THE TASK =>
Go through the entries below and collect each line with the string "both" in it.

# Start of RECORDS TO USE

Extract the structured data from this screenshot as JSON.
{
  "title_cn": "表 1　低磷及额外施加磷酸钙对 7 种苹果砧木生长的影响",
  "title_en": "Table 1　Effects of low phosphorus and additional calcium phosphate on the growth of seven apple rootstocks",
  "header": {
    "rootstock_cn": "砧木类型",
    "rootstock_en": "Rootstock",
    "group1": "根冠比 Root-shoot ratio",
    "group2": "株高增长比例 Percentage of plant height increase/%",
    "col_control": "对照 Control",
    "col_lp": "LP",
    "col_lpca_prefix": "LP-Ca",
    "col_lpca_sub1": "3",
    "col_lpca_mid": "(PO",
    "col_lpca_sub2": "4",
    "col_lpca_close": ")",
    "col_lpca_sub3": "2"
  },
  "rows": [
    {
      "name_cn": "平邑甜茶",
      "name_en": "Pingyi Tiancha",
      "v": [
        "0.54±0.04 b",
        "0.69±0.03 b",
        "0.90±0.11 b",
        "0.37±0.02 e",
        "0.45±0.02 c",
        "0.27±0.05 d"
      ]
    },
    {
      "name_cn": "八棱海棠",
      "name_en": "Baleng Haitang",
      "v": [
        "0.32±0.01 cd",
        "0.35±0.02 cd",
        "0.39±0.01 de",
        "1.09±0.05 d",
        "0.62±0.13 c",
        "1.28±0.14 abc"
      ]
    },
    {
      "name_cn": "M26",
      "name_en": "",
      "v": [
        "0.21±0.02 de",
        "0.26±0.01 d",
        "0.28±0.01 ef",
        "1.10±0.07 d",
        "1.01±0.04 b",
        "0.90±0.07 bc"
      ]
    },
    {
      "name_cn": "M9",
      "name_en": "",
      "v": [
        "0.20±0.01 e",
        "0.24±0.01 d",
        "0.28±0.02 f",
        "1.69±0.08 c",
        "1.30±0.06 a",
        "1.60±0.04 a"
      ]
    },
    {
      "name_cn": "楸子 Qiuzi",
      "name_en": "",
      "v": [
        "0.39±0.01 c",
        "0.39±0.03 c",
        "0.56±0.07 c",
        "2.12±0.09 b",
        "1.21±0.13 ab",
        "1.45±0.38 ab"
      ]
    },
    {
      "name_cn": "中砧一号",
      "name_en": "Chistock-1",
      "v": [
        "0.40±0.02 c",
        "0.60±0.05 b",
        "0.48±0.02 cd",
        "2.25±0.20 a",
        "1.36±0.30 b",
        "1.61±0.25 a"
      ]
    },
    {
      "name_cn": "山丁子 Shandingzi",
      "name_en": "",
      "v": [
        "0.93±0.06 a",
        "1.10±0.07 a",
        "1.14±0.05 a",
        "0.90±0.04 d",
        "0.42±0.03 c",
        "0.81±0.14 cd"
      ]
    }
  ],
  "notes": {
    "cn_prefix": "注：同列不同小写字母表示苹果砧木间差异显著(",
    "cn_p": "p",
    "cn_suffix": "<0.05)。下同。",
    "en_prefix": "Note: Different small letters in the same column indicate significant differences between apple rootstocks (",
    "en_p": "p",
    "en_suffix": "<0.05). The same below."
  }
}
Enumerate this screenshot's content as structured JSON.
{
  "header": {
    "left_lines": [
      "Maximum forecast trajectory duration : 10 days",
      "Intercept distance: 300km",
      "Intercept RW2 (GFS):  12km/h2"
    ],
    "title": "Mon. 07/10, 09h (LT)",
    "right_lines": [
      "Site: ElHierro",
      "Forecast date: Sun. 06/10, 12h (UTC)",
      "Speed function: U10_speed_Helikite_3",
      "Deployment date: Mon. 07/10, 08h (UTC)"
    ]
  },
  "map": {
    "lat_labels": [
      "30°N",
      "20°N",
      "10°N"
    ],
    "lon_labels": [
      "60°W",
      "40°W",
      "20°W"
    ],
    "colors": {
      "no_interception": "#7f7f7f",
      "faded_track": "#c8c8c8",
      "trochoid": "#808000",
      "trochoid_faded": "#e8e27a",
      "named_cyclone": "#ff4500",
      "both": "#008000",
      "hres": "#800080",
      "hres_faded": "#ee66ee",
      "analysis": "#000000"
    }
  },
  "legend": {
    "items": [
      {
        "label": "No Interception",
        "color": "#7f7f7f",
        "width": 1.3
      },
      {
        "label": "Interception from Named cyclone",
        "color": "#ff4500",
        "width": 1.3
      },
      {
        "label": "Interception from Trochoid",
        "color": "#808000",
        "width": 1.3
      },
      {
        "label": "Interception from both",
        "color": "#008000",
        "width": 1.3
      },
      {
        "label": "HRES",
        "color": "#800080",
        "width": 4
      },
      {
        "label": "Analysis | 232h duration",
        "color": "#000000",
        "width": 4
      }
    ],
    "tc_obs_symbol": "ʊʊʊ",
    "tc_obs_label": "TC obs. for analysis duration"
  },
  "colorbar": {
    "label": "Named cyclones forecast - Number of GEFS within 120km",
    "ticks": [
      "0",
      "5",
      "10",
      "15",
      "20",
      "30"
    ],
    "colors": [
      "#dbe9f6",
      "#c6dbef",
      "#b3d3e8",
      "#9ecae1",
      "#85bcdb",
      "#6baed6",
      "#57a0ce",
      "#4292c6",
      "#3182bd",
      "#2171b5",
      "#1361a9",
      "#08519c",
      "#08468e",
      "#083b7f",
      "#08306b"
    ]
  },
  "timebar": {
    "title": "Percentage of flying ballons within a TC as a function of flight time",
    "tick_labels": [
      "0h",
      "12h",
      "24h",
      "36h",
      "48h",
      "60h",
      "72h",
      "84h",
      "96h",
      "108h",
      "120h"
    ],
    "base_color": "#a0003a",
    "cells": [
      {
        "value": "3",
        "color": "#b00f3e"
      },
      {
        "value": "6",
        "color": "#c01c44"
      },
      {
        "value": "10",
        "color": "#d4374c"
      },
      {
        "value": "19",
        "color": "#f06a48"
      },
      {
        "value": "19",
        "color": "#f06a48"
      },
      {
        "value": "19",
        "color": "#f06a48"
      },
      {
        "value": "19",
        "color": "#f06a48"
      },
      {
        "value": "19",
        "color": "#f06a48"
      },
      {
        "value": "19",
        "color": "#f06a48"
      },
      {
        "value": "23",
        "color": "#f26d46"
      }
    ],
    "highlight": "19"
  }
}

# End of RECORDS TO USE

FULL SOLUTION =>
      "both": "#008000",
        "label": "Interception from both",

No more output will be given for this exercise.